Task: Which lines in the records below contain the word "text"? Copy each of them.

Source records:
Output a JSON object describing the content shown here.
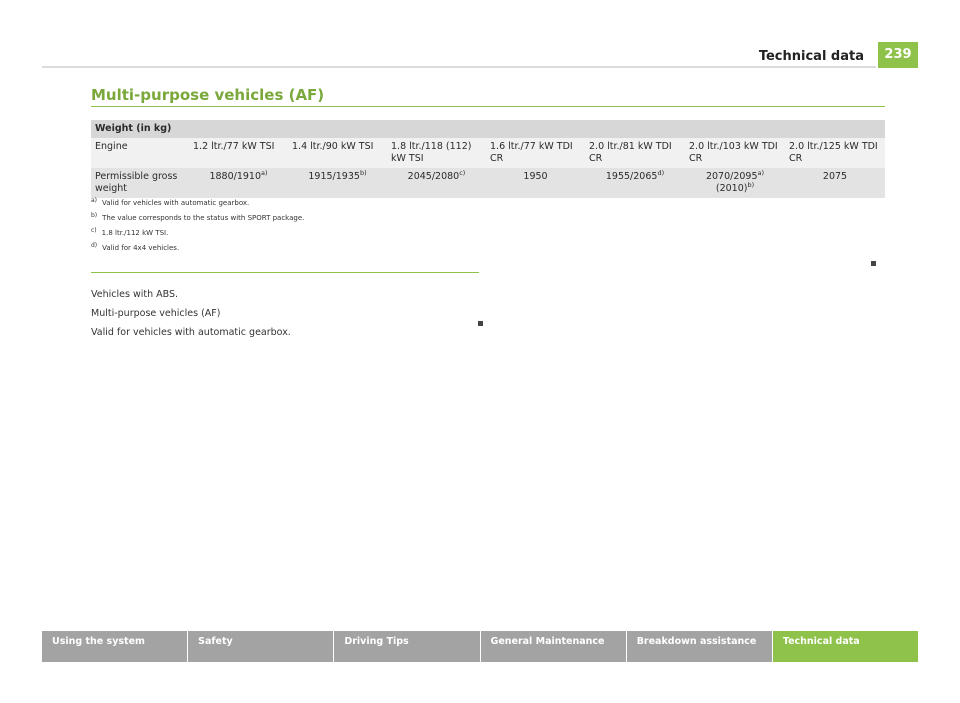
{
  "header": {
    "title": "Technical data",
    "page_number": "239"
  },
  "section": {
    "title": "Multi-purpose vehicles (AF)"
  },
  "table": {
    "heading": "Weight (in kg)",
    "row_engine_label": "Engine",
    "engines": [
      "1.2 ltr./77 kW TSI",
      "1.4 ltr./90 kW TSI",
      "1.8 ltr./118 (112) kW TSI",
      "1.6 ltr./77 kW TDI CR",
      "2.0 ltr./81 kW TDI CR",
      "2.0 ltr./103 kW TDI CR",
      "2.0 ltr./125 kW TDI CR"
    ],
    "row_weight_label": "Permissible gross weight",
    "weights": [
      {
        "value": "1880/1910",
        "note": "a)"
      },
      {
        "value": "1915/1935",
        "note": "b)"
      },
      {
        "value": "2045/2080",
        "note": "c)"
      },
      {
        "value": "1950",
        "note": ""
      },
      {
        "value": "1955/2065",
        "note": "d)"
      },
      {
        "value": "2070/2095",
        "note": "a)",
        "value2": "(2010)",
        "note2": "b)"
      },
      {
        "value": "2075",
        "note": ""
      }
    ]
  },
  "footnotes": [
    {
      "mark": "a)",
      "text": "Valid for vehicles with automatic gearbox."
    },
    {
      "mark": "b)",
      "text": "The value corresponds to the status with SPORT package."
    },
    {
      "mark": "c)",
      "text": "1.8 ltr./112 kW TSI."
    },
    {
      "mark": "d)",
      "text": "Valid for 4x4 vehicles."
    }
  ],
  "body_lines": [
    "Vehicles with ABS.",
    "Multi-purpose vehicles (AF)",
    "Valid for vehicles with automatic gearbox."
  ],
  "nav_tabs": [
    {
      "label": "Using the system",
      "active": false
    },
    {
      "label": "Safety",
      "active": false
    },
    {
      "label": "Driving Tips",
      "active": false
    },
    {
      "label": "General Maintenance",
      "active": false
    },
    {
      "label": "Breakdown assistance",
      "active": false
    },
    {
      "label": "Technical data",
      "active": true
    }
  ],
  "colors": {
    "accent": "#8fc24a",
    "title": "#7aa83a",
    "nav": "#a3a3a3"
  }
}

--

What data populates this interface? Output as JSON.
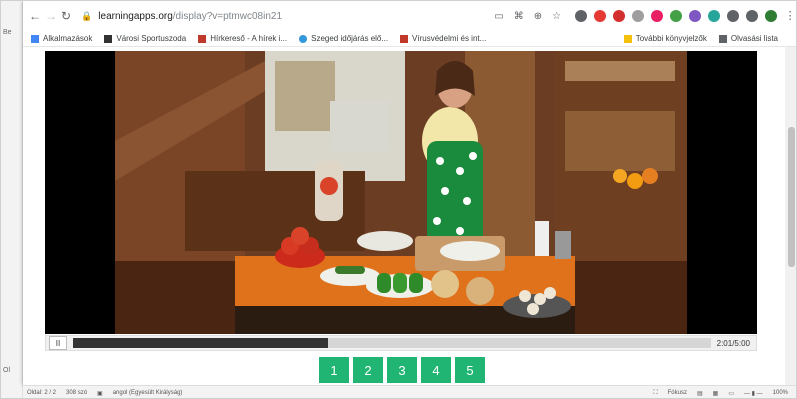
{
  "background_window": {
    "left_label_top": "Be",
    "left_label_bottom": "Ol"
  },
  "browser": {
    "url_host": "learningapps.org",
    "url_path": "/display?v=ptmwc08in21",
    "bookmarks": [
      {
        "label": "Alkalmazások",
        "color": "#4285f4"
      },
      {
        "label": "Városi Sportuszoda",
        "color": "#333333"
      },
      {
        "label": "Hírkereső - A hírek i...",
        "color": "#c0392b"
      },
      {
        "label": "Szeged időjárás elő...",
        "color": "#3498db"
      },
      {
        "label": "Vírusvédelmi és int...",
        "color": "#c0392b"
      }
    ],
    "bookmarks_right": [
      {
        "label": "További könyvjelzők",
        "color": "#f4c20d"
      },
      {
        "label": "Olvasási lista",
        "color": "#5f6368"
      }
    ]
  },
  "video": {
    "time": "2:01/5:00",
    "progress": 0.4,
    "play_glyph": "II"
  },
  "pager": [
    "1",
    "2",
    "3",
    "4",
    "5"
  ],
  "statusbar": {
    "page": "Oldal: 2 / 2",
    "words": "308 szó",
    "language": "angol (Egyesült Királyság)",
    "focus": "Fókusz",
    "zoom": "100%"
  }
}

Full answer:
      "text": "Valid for vehicles with automatic gearbox."
      "text": "The value corresponds to the status with SPORT package."
      "text": "1.8 ltr./112 kW TSI."
      "text": "Valid for 4x4 vehicles."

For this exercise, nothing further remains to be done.